> [Written instruction]: Quote the entries word for word. Omit the pictures.

★ ★ ★ ★ ★ ★ ★

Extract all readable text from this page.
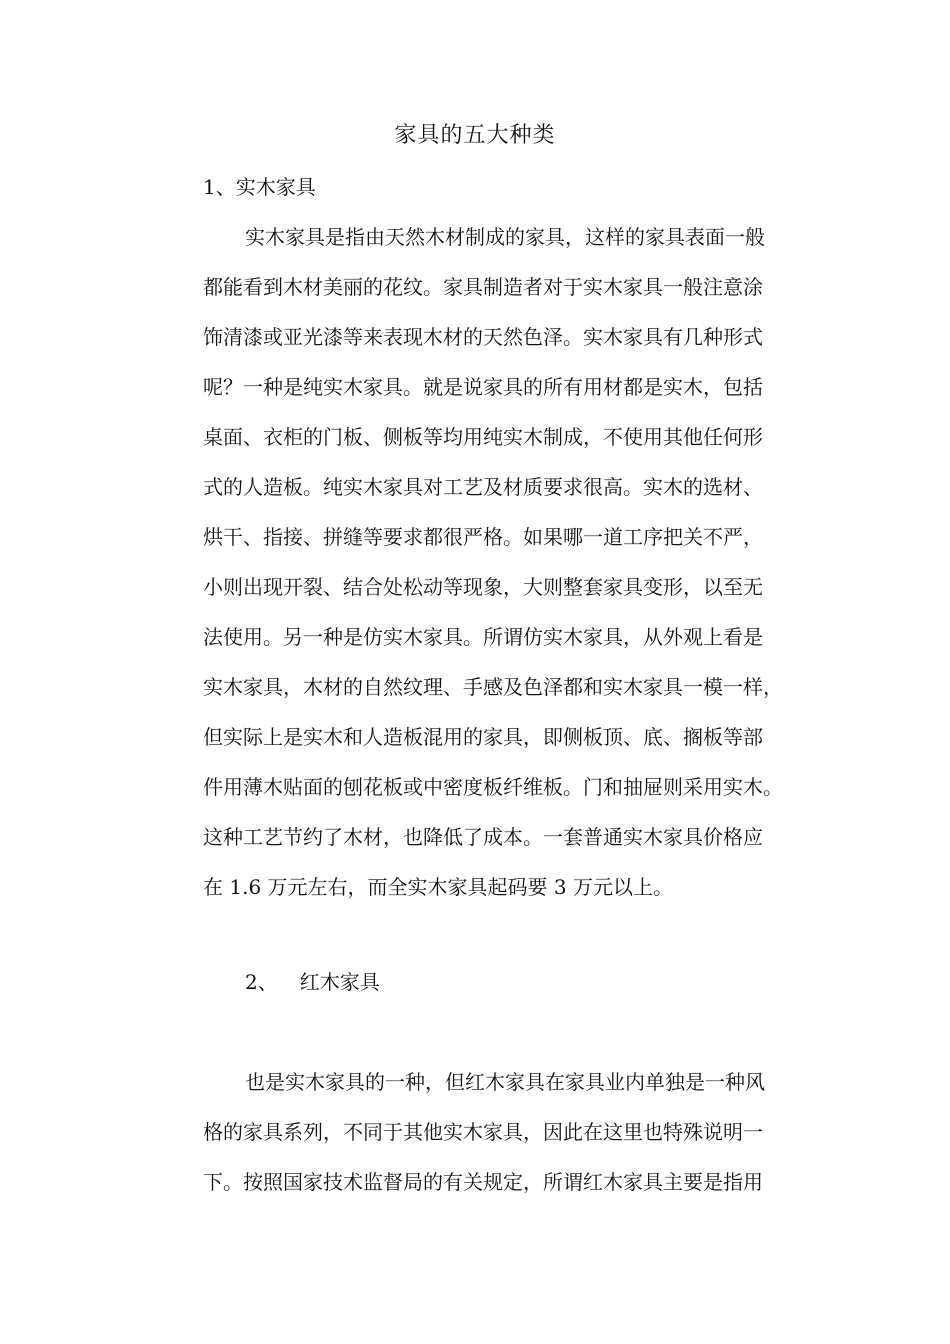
家具的五大种类
1、实木家具
实木家具是指由天然木材制成的家具，这样的家具表面一般
都能看到木材美丽的花纹。家具制造者对于实木家具一般注意涂
饰清漆或亚光漆等来表现木材的天然色泽。实木家具有几种形式
呢？一种是纯实木家具。就是说家具的所有用材都是实木，包括
桌面、衣柜的门板、侧板等均用纯实木制成，不使用其他任何形
式的人造板。纯实木家具对工艺及材质要求很高。实木的选材、
烘干、指接、拼缝等要求都很严格。如果哪一道工序把关不严，
小则出现开裂、结合处松动等现象，大则整套家具变形，以至无
法使用。另一种是仿实木家具。所谓仿实木家具，从外观上看是
实木家具，木材的自然纹理、手感及色泽都和实木家具一模一样，
但实际上是实木和人造板混用的家具，即侧板顶、底、搁板等部
件用薄木贴面的刨花板或中密度板纤维板。门和抽屉则采用实木。
这种工艺节约了木材，也降低了成本。一套普通实木家具价格应
在 1.6 万元左右，而全实木家具起码要 3 万元以上。
2、 红木家具
也是实木家具的一种，但红木家具在家具业内单独是一种风
格的家具系列，不同于其他实木家具，因此在这里也特殊说明一
下。按照国家技术监督局的有关规定，所谓红木家具主要是指用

★ ★ ★ ★ ★ ★ ★

> [Output for this exercise]:
Extract all readable text from this page.
家具的五大种类
1、实木家具
实木家具是指由天然木材制成的家具，这样的家具表面一般
都能看到木材美丽的花纹。家具制造者对于实木家具一般注意涂
饰清漆或亚光漆等来表现木材的天然色泽。实木家具有几种形式
呢？一种是纯实木家具。就是说家具的所有用材都是实木，包括
桌面、衣柜的门板、侧板等均用纯实木制成，不使用其他任何形
式的人造板。纯实木家具对工艺及材质要求很高。实木的选材、
烘干、指接、拼缝等要求都很严格。如果哪一道工序把关不严，
小则出现开裂、结合处松动等现象，大则整套家具变形，以至无
法使用。另一种是仿实木家具。所谓仿实木家具，从外观上看是
实木家具，木材的自然纹理、手感及色泽都和实木家具一模一样，
但实际上是实木和人造板混用的家具，即侧板顶、底、搁板等部
件用薄木贴面的刨花板或中密度板纤维板。门和抽屉则采用实木。
这种工艺节约了木材，也降低了成本。一套普通实木家具价格应
在 1.6 万元左右，而全实木家具起码要 3 万元以上。
2、 红木家具
也是实木家具的一种，但红木家具在家具业内单独是一种风
格的家具系列，不同于其他实木家具，因此在这里也特殊说明一
下。按照国家技术监督局的有关规定，所谓红木家具主要是指用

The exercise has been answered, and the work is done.